▶ Les consignes:
[1] Mettez à jour le passage de l'entretien sur le TNG qui commence à « Avec Céline Le » et se termine à « votre mission ? », en remplaçant « l'hybridation disciplinaire » par « le croisement des disciplines ».
[2] Poursuivez l'entretien sur le TNG à la suite de sa dernière phrase.

▶ Texte source:

- - -

Théâtre / Joris Mathieu quittera la direction du TNG à l'été prochain, après dix ans. Il présentera sa dernière création à l'esthétique rétrofuturiste, "Cornucopia" du 8 au 19 octobre au TNP. L'occasion d'évoquer le spectacle ainsi que l'évolution de l'institution au cours des dix dernières années.
Vous présentez au TNP votre dernière création en tant que directeur du TNG, Cornucopia. Il s'agit du deuxième volet de D'autres mondes possibles.
C'est un deuxième volet mais pas une suite. La Germination [le premier volet ndlr] dressait un constat, un état des lieux qui mettait en scène notre incapacité collective à savoir prendre des décisions radicales. Cornucopia est une fable qui nous projette dans un temps futur, après une série d'événements dramatiques. La communauté qui subsiste est contrainte à réguler la natalité, à être décroissante. Les Cornucopiens considèrent d'ailleurs avoir créé une démocratie parfaite. Presque paradoxalement, c'est aussi une société qui n'a pas abandonné ce vieux rêve de l'abondance, et qui est convaincue d'être en train de manger son pain noir avant un miracle. Ils accordent toute leur confiance à cette croyance. On y explore la notion d'aveuglement et de totalitarisme dans une forme rétrofuturiste.
Vous allez quitter le TNG après dix ans, vous souvenez-vous de l'état d'esprit qui était le vôtre à vos débuts ?
Avec Céline Le Roux, directrice adjointe du TNG, nous avons toujours essayé de garder en tête notre projet de départ, qui était d'interroger les nouvelles formes, les nouvelles écritures, l'hybridation disciplinaire. Nous souhaitions questionner les jeunes générations de façon un peu prospective. Le TNG était le premier théâtre de France consacré à l'enfance et à la jeunesse, à une époque où tout le monde s'en fichait. Nous voulions parler d'égal à égal aux nouvelles générations, conscients que nos inquiétudes sont aussi les leurs, que nous n'avons pas toutes les réponses aux questions qui les traversent. On souhaitait fabriquer du débat qui n'était pas forcément consensuel, qui pouvait même être conflictuel. Depuis, les politiques culturelles ont bien évolué, et de notre côté, nous sommes devenus intergénérationnels.
Considérez-vous avoir accompli votre mission ?
En partie, nous restons d'éternels insatisfaits. On a quand même réussi à faire venir une jeune génération étendue aux grands lycéens, aux étudiants... Ce qui n'est pas chose facile.
On a aussi su proposer de nouvelles esthétiques, des expériences immersives, un accompagnement réel des artistes. Nous avons participé à des programmes de soutien en résidence des artistes, avec plusieurs dispositifs, La Couveuse pour la production de spectacles petite enfance, Le Vivier qui permet l'accompagnement d'artistes pendant qu'ils développent leur projet d'écriture, avant même de penser les dispositifs de diffusion.

- - -

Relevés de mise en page

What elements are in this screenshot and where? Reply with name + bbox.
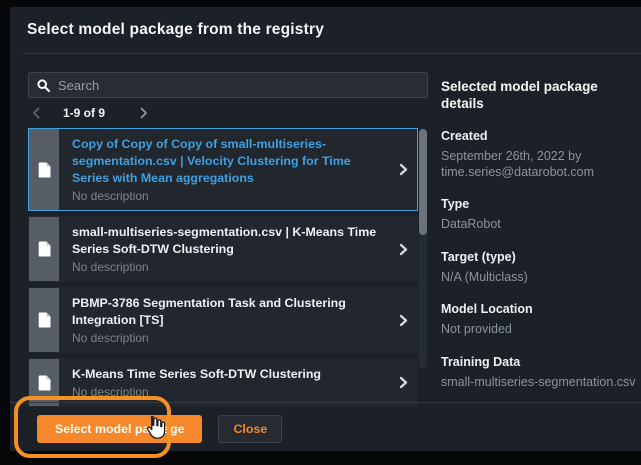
field-value: small-multiseries-segmentation.csv [441, 375, 641, 391]
pagination-range-label: 1-9 of 9 [63, 106, 105, 120]
field-value: Not provided [441, 322, 641, 338]
file-icon [38, 241, 51, 257]
pagination-next-button[interactable] [135, 105, 152, 121]
list-item[interactable]: Copy of Copy of Copy of small-multiserie… [28, 128, 418, 211]
detail-field-target-type: Target (type) N/A (Multiclass) [441, 250, 641, 286]
package-list-panel: 1-9 of 9 Copy of Copy [28, 72, 428, 412]
chevron-right-icon [139, 107, 148, 119]
chevron-right-icon [389, 217, 417, 281]
field-label: Model Location [441, 302, 641, 317]
chevron-left-icon [32, 107, 41, 119]
detail-field-training-data: Training Data small-multiseries-segmenta… [441, 355, 641, 391]
field-label: Training Data [441, 355, 641, 370]
title-divider [23, 53, 641, 54]
item-title: K-Means Time Series Soft-DTW Clustering [72, 366, 387, 383]
item-description: No description [72, 189, 387, 204]
item-title: PBMP-3786 Segmentation Task and Clusteri… [72, 295, 387, 329]
field-value: DataRobot [441, 217, 641, 233]
selected-package-details-panel: Selected model package details Created S… [441, 72, 641, 390]
field-value: N/A (Multiclass) [441, 270, 641, 286]
item-title: Copy of Copy of Copy of small-multiserie… [72, 136, 387, 187]
details-heading: Selected model package details [441, 78, 641, 112]
field-label: Target (type) [441, 250, 641, 265]
file-icon [38, 312, 51, 328]
field-value: September 26th, 2022 by time.series@data… [441, 149, 641, 180]
item-icon-strip [29, 359, 59, 406]
item-body: small-multiseries-segmentation.csv | K-M… [59, 217, 389, 281]
screen: Select model package from the registry 1… [0, 0, 641, 465]
list-item[interactable]: K-Means Time Series Soft-DTW Clustering … [28, 358, 418, 407]
detail-field-created: Created September 26th, 2022 by time.ser… [441, 129, 641, 180]
chevron-right-icon [389, 359, 417, 406]
close-button[interactable]: Close [218, 415, 282, 443]
footer-divider [10, 402, 641, 403]
field-label: Type [441, 197, 641, 212]
list-scrollbar-track[interactable] [419, 129, 427, 368]
field-label: Created [441, 129, 641, 144]
item-description: No description [72, 385, 387, 400]
pagination-prev-button[interactable] [28, 105, 45, 121]
search-icon [37, 79, 50, 92]
pagination: 1-9 of 9 [28, 100, 428, 126]
search-box [28, 72, 428, 98]
item-body: K-Means Time Series Soft-DTW Clustering … [59, 359, 389, 406]
chevron-right-icon [389, 129, 417, 210]
list-item[interactable]: small-multiseries-segmentation.csv | K-M… [28, 216, 418, 282]
dialog-title: Select model package from the registry [27, 21, 324, 39]
file-icon [38, 162, 51, 178]
item-description: No description [72, 260, 387, 275]
detail-field-model-location: Model Location Not provided [441, 302, 641, 338]
item-icon-strip [29, 217, 59, 281]
select-model-package-dialog: Select model package from the registry 1… [10, 7, 641, 451]
chevron-right-icon [389, 288, 417, 352]
search-input[interactable] [58, 78, 419, 93]
detail-field-type: Type DataRobot [441, 197, 641, 233]
item-title: small-multiseries-segmentation.csv | K-M… [72, 224, 387, 258]
item-icon-strip [29, 288, 59, 352]
list-item[interactable]: PBMP-3786 Segmentation Task and Clusteri… [28, 287, 418, 353]
item-description: No description [72, 331, 387, 346]
item-body: Copy of Copy of Copy of small-multiserie… [59, 129, 389, 210]
list-scrollbar-thumb[interactable] [419, 129, 427, 235]
model-package-list: Copy of Copy of Copy of small-multiserie… [28, 128, 428, 407]
select-model-package-button[interactable]: Select model package [37, 415, 202, 443]
item-body: PBMP-3786 Segmentation Task and Clusteri… [59, 288, 389, 352]
dialog-footer: Select model package Close [37, 415, 282, 443]
file-icon [38, 375, 51, 391]
item-icon-strip [29, 129, 59, 210]
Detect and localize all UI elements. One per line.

- - -

▶ Consignes corrigées:
[1]
Avec Céline Le Roux, directrice adjointe du TNG, nous avons toujours essayé de garder en tête notre projet de départ, qui était d'interroger les nouvelles formes, les nouvelles écritures, le croisement des disciplines. Nous souhaitions questionner les jeunes générations de façon un peu prospective. Le TNG était le premier théâtre de France consacré à l'enfance et à la jeunesse, à une époque où tout le monde s'en fichait. Nous voulions parler d'égal à égal aux nouvelles générations, conscients que nos inquiétudes sont aussi les leurs, que nous n'avons pas toutes les réponses aux questions qui les traversent. On souhaitait fabriquer du débat qui n'était pas forcément consensuel, qui pouvait même être conflictuel. Depuis, les politiques culturelles ont bien évolué, et de notre côté, nous sommes devenus intergénérationnels.
Considérez-vous avoir accompli votre mission ?

[2]
Nous nous sommes aussi engagés dans un échange avec une centaine d'artistes afghans — en majorité afghanes —, avant que les Talibans ne prennent Kaboul. On s'est fédéré avec une quarantaine de structures pour les accueillir et diffuser leurs spectacles. Nous avions aussi noué une coopération avec l'Institut français de Moscou. Celle-ci s'est transformée avec la guerre. On s'est inspiré du programme Pause de la Fondation de France pour accueillir et diffuser des artistes dissidents, sous forme d'accompagnement au long cours. Ce sont des projets importants pour nous, qui traduisent nos discours et les valeurs du lieu.
Comment avez-vous structuré économiquement le TNG ?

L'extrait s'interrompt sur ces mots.